Dataset rows about figures
◆ ◆ ◆ ◆ ◆ ◆ ◆

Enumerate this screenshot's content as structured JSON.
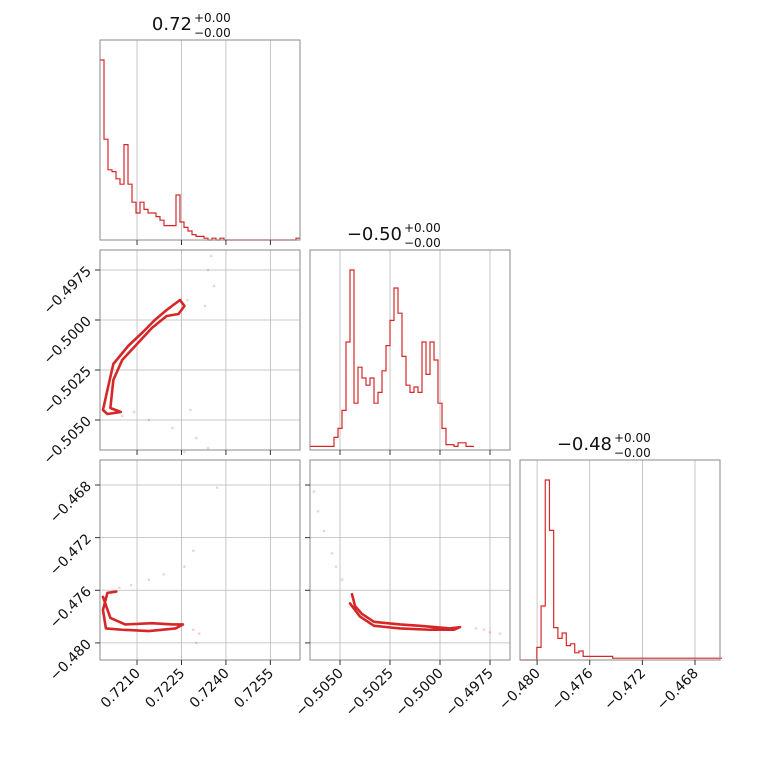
{
  "chart_data": {
    "type": "corner",
    "color": "#d62728",
    "parameters": [
      {
        "title": {
          "value": "0.72",
          "upper": "+0.00",
          "lower": "−0.00"
        },
        "range": [
          0.71975,
          0.7265
        ],
        "ticks": [
          0.721,
          0.7225,
          0.724,
          0.7255
        ],
        "tick_labels": [
          "0.7210",
          "0.7225",
          "0.7240",
          "0.7255"
        ],
        "hist": {
          "start": 0.71975,
          "bin_width": 0.000135,
          "counts": [
            1.0,
            0.56,
            0.39,
            0.38,
            0.34,
            0.31,
            0.53,
            0.31,
            0.21,
            0.15,
            0.21,
            0.17,
            0.15,
            0.15,
            0.13,
            0.11,
            0.08,
            0.08,
            0.08,
            0.25,
            0.1,
            0.07,
            0.05,
            0.03,
            0.02,
            0.02,
            0.01,
            0,
            0.01,
            0,
            0.01,
            0,
            0,
            0,
            0,
            0,
            0,
            0,
            0,
            0,
            0,
            0,
            0,
            0,
            0,
            0,
            0,
            0,
            0,
            0.01
          ]
        }
      },
      {
        "title": {
          "value": "−0.50",
          "upper": "+0.00",
          "lower": "−0.00"
        },
        "range": [
          -0.5065,
          -0.4965
        ],
        "ticks": [
          -0.505,
          -0.5025,
          -0.5,
          -0.4975
        ],
        "tick_labels": [
          "−0.5050",
          "−0.5025",
          "−0.5000",
          "−0.4975"
        ],
        "hist": {
          "start": -0.5065,
          "bin_width": 0.0002,
          "counts": [
            0.02,
            0.02,
            0.02,
            0.02,
            0.02,
            0.02,
            0.07,
            0.12,
            0.22,
            0.6,
            1.0,
            0.26,
            0.46,
            0.4,
            0.36,
            0.4,
            0.26,
            0.32,
            0.44,
            0.58,
            0.72,
            0.9,
            0.76,
            0.52,
            0.36,
            0.32,
            0.35,
            0.32,
            0.6,
            0.42,
            0.6,
            0.5,
            0.26,
            0.12,
            0.03,
            0.03,
            0.02,
            0.04,
            0.04,
            0.02,
            0.02
          ]
        }
      },
      {
        "title": {
          "value": "−0.48",
          "upper": "+0.00",
          "lower": "−0.00"
        },
        "range": [
          -0.4813,
          -0.4661
        ],
        "ticks": [
          -0.48,
          -0.476,
          -0.472,
          -0.468
        ],
        "tick_labels": [
          "−0.480",
          "−0.476",
          "−0.472",
          "−0.468"
        ],
        "hist": {
          "start": -0.4813,
          "bin_width": 0.00032,
          "counts": [
            0,
            0,
            0,
            0,
            0.07,
            0.3,
            1.0,
            0.72,
            0.18,
            0.12,
            0.15,
            0.08,
            0.09,
            0.04,
            0.05,
            0.02,
            0.02,
            0.02,
            0.02,
            0.02,
            0.02,
            0.02,
            0.01,
            0.01,
            0.01,
            0.01,
            0.01,
            0.01,
            0.01,
            0.01,
            0.01,
            0.01,
            0.01,
            0.01,
            0.01,
            0.01,
            0.01,
            0.01,
            0.01,
            0.01,
            0.01,
            0.01,
            0.01,
            0.01,
            0.01,
            0.01,
            0.01,
            0.01
          ]
        }
      }
    ],
    "panels_2d": [
      {
        "x": 0,
        "y": 1,
        "contour_path": [
          [
            0.71985,
            -0.5045
          ],
          [
            0.72,
            -0.5035
          ],
          [
            0.7202,
            -0.5022
          ],
          [
            0.7207,
            -0.5013
          ],
          [
            0.7212,
            -0.5006
          ],
          [
            0.7216,
            -0.5
          ],
          [
            0.722,
            -0.4995
          ],
          [
            0.72245,
            -0.499
          ],
          [
            0.7226,
            -0.4993
          ],
          [
            0.7224,
            -0.4997
          ],
          [
            0.722,
            -0.4998
          ],
          [
            0.7215,
            -0.5004
          ],
          [
            0.721,
            -0.5012
          ],
          [
            0.7205,
            -0.502
          ],
          [
            0.7202,
            -0.503
          ],
          [
            0.7201,
            -0.5044
          ],
          [
            0.72045,
            -0.5046
          ],
          [
            0.72,
            -0.5047
          ],
          [
            0.71985,
            -0.5045
          ]
        ],
        "points": [
          [
            0.7235,
            -0.4968
          ],
          [
            0.7234,
            -0.4975
          ],
          [
            0.7236,
            -0.4983
          ],
          [
            0.7233,
            -0.4993
          ],
          [
            0.7227,
            -0.499
          ],
          [
            0.7228,
            -0.5045
          ],
          [
            0.7222,
            -0.5054
          ],
          [
            0.7214,
            -0.505
          ],
          [
            0.723,
            -0.5059
          ],
          [
            0.7234,
            -0.5064
          ],
          [
            0.7209,
            -0.5046
          ],
          [
            0.7205,
            -0.5048
          ],
          [
            0.7226,
            -0.5066
          ]
        ]
      },
      {
        "x": 0,
        "y": 2,
        "contour_path": [
          [
            0.71985,
            -0.4765
          ],
          [
            0.7201,
            -0.4781
          ],
          [
            0.7206,
            -0.4786
          ],
          [
            0.7215,
            -0.4785
          ],
          [
            0.7222,
            -0.4786
          ],
          [
            0.72255,
            -0.4786
          ],
          [
            0.7223,
            -0.4789
          ],
          [
            0.7214,
            -0.4791
          ],
          [
            0.7205,
            -0.479
          ],
          [
            0.71995,
            -0.4789
          ],
          [
            0.71985,
            -0.4775
          ],
          [
            0.72,
            -0.4762
          ],
          [
            0.7203,
            -0.4761
          ]
        ],
        "points": [
          [
            0.7237,
            -0.4682
          ],
          [
            0.7229,
            -0.473
          ],
          [
            0.7226,
            -0.4742
          ],
          [
            0.7219,
            -0.4748
          ],
          [
            0.7214,
            -0.4752
          ],
          [
            0.7208,
            -0.4756
          ],
          [
            0.7204,
            -0.4758
          ],
          [
            0.7229,
            -0.479
          ],
          [
            0.723,
            -0.48
          ],
          [
            0.7231,
            -0.4793
          ]
        ]
      },
      {
        "x": 1,
        "y": 2,
        "contour_path": [
          [
            -0.5044,
            -0.4763
          ],
          [
            -0.50425,
            -0.4772
          ],
          [
            -0.5039,
            -0.4778
          ],
          [
            -0.5033,
            -0.4784
          ],
          [
            -0.502,
            -0.4786
          ],
          [
            -0.501,
            -0.4787
          ],
          [
            -0.4995,
            -0.4789
          ],
          [
            -0.499,
            -0.4788
          ],
          [
            -0.4993,
            -0.479
          ],
          [
            -0.5005,
            -0.479
          ],
          [
            -0.502,
            -0.4789
          ],
          [
            -0.5033,
            -0.4787
          ],
          [
            -0.504,
            -0.478
          ],
          [
            -0.5045,
            -0.477
          ]
        ],
        "points": [
          [
            -0.5063,
            -0.4685
          ],
          [
            -0.5061,
            -0.47
          ],
          [
            -0.5058,
            -0.4715
          ],
          [
            -0.5054,
            -0.4732
          ],
          [
            -0.5052,
            -0.4742
          ],
          [
            -0.5049,
            -0.4752
          ],
          [
            -0.4982,
            -0.4789
          ],
          [
            -0.4978,
            -0.479
          ],
          [
            -0.4975,
            -0.4792
          ],
          [
            -0.497,
            -0.4793
          ]
        ]
      }
    ]
  }
}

◆ ◆ ◆ ◆ ◆ ◆ ◆

- _TASK TO CARRY OUT_:
Your copy should match the entries exactly, minus the pictures.

- _RESULT OF THIS TASK_:
Enumerate this screenshot's content as structured JSON.
{
  "chart_data": {
    "type": "corner",
    "color": "#d62728",
    "parameters": [
      {
        "title": {
          "value": "0.72",
          "upper": "+0.00",
          "lower": "−0.00"
        },
        "range": [
          0.71975,
          0.7265
        ],
        "ticks": [
          0.721,
          0.7225,
          0.724,
          0.7255
        ],
        "tick_labels": [
          "0.7210",
          "0.7225",
          "0.7240",
          "0.7255"
        ],
        "hist": {
          "start": 0.71975,
          "bin_width": 0.000135,
          "counts": [
            1.0,
            0.56,
            0.39,
            0.38,
            0.34,
            0.31,
            0.53,
            0.31,
            0.21,
            0.15,
            0.21,
            0.17,
            0.15,
            0.15,
            0.13,
            0.11,
            0.08,
            0.08,
            0.08,
            0.25,
            0.1,
            0.07,
            0.05,
            0.03,
            0.02,
            0.02,
            0.01,
            0,
            0.01,
            0,
            0.01,
            0,
            0,
            0,
            0,
            0,
            0,
            0,
            0,
            0,
            0,
            0,
            0,
            0,
            0,
            0,
            0,
            0,
            0,
            0.01
          ]
        }
      },
      {
        "title": {
          "value": "−0.50",
          "upper": "+0.00",
          "lower": "−0.00"
        },
        "range": [
          -0.5065,
          -0.4965
        ],
        "ticks": [
          -0.505,
          -0.5025,
          -0.5,
          -0.4975
        ],
        "tick_labels": [
          "−0.5050",
          "−0.5025",
          "−0.5000",
          "−0.4975"
        ],
        "hist": {
          "start": -0.5065,
          "bin_width": 0.0002,
          "counts": [
            0.02,
            0.02,
            0.02,
            0.02,
            0.02,
            0.02,
            0.07,
            0.12,
            0.22,
            0.6,
            1.0,
            0.26,
            0.46,
            0.4,
            0.36,
            0.4,
            0.26,
            0.32,
            0.44,
            0.58,
            0.72,
            0.9,
            0.76,
            0.52,
            0.36,
            0.32,
            0.35,
            0.32,
            0.6,
            0.42,
            0.6,
            0.5,
            0.26,
            0.12,
            0.03,
            0.03,
            0.02,
            0.04,
            0.04,
            0.02,
            0.02
          ]
        }
      },
      {
        "title": {
          "value": "−0.48",
          "upper": "+0.00",
          "lower": "−0.00"
        },
        "range": [
          -0.4813,
          -0.4661
        ],
        "ticks": [
          -0.48,
          -0.476,
          -0.472,
          -0.468
        ],
        "tick_labels": [
          "−0.480",
          "−0.476",
          "−0.472",
          "−0.468"
        ],
        "hist": {
          "start": -0.4813,
          "bin_width": 0.00032,
          "counts": [
            0,
            0,
            0,
            0,
            0.07,
            0.3,
            1.0,
            0.72,
            0.18,
            0.12,
            0.15,
            0.08,
            0.09,
            0.04,
            0.05,
            0.02,
            0.02,
            0.02,
            0.02,
            0.02,
            0.02,
            0.02,
            0.01,
            0.01,
            0.01,
            0.01,
            0.01,
            0.01,
            0.01,
            0.01,
            0.01,
            0.01,
            0.01,
            0.01,
            0.01,
            0.01,
            0.01,
            0.01,
            0.01,
            0.01,
            0.01,
            0.01,
            0.01,
            0.01,
            0.01,
            0.01,
            0.01,
            0.01
          ]
        }
      }
    ],
    "panels_2d": [
      {
        "x": 0,
        "y": 1,
        "contour_path": [
          [
            0.71985,
            -0.5045
          ],
          [
            0.72,
            -0.5035
          ],
          [
            0.7202,
            -0.5022
          ],
          [
            0.7207,
            -0.5013
          ],
          [
            0.7212,
            -0.5006
          ],
          [
            0.7216,
            -0.5
          ],
          [
            0.722,
            -0.4995
          ],
          [
            0.72245,
            -0.499
          ],
          [
            0.7226,
            -0.4993
          ],
          [
            0.7224,
            -0.4997
          ],
          [
            0.722,
            -0.4998
          ],
          [
            0.7215,
            -0.5004
          ],
          [
            0.721,
            -0.5012
          ],
          [
            0.7205,
            -0.502
          ],
          [
            0.7202,
            -0.503
          ],
          [
            0.7201,
            -0.5044
          ],
          [
            0.72045,
            -0.5046
          ],
          [
            0.72,
            -0.5047
          ],
          [
            0.71985,
            -0.5045
          ]
        ],
        "points": [
          [
            0.7235,
            -0.4968
          ],
          [
            0.7234,
            -0.4975
          ],
          [
            0.7236,
            -0.4983
          ],
          [
            0.7233,
            -0.4993
          ],
          [
            0.7227,
            -0.499
          ],
          [
            0.7228,
            -0.5045
          ],
          [
            0.7222,
            -0.5054
          ],
          [
            0.7214,
            -0.505
          ],
          [
            0.723,
            -0.5059
          ],
          [
            0.7234,
            -0.5064
          ],
          [
            0.7209,
            -0.5046
          ],
          [
            0.7205,
            -0.5048
          ],
          [
            0.7226,
            -0.5066
          ]
        ]
      },
      {
        "x": 0,
        "y": 2,
        "contour_path": [
          [
            0.71985,
            -0.4765
          ],
          [
            0.7201,
            -0.4781
          ],
          [
            0.7206,
            -0.4786
          ],
          [
            0.7215,
            -0.4785
          ],
          [
            0.7222,
            -0.4786
          ],
          [
            0.72255,
            -0.4786
          ],
          [
            0.7223,
            -0.4789
          ],
          [
            0.7214,
            -0.4791
          ],
          [
            0.7205,
            -0.479
          ],
          [
            0.71995,
            -0.4789
          ],
          [
            0.71985,
            -0.4775
          ],
          [
            0.72,
            -0.4762
          ],
          [
            0.7203,
            -0.4761
          ]
        ],
        "points": [
          [
            0.7237,
            -0.4682
          ],
          [
            0.7229,
            -0.473
          ],
          [
            0.7226,
            -0.4742
          ],
          [
            0.7219,
            -0.4748
          ],
          [
            0.7214,
            -0.4752
          ],
          [
            0.7208,
            -0.4756
          ],
          [
            0.7204,
            -0.4758
          ],
          [
            0.7229,
            -0.479
          ],
          [
            0.723,
            -0.48
          ],
          [
            0.7231,
            -0.4793
          ]
        ]
      },
      {
        "x": 1,
        "y": 2,
        "contour_path": [
          [
            -0.5044,
            -0.4763
          ],
          [
            -0.50425,
            -0.4772
          ],
          [
            -0.5039,
            -0.4778
          ],
          [
            -0.5033,
            -0.4784
          ],
          [
            -0.502,
            -0.4786
          ],
          [
            -0.501,
            -0.4787
          ],
          [
            -0.4995,
            -0.4789
          ],
          [
            -0.499,
            -0.4788
          ],
          [
            -0.4993,
            -0.479
          ],
          [
            -0.5005,
            -0.479
          ],
          [
            -0.502,
            -0.4789
          ],
          [
            -0.5033,
            -0.4787
          ],
          [
            -0.504,
            -0.478
          ],
          [
            -0.5045,
            -0.477
          ]
        ],
        "points": [
          [
            -0.5063,
            -0.4685
          ],
          [
            -0.5061,
            -0.47
          ],
          [
            -0.5058,
            -0.4715
          ],
          [
            -0.5054,
            -0.4732
          ],
          [
            -0.5052,
            -0.4742
          ],
          [
            -0.5049,
            -0.4752
          ],
          [
            -0.4982,
            -0.4789
          ],
          [
            -0.4978,
            -0.479
          ],
          [
            -0.4975,
            -0.4792
          ],
          [
            -0.497,
            -0.4793
          ]
        ]
      }
    ]
  }
}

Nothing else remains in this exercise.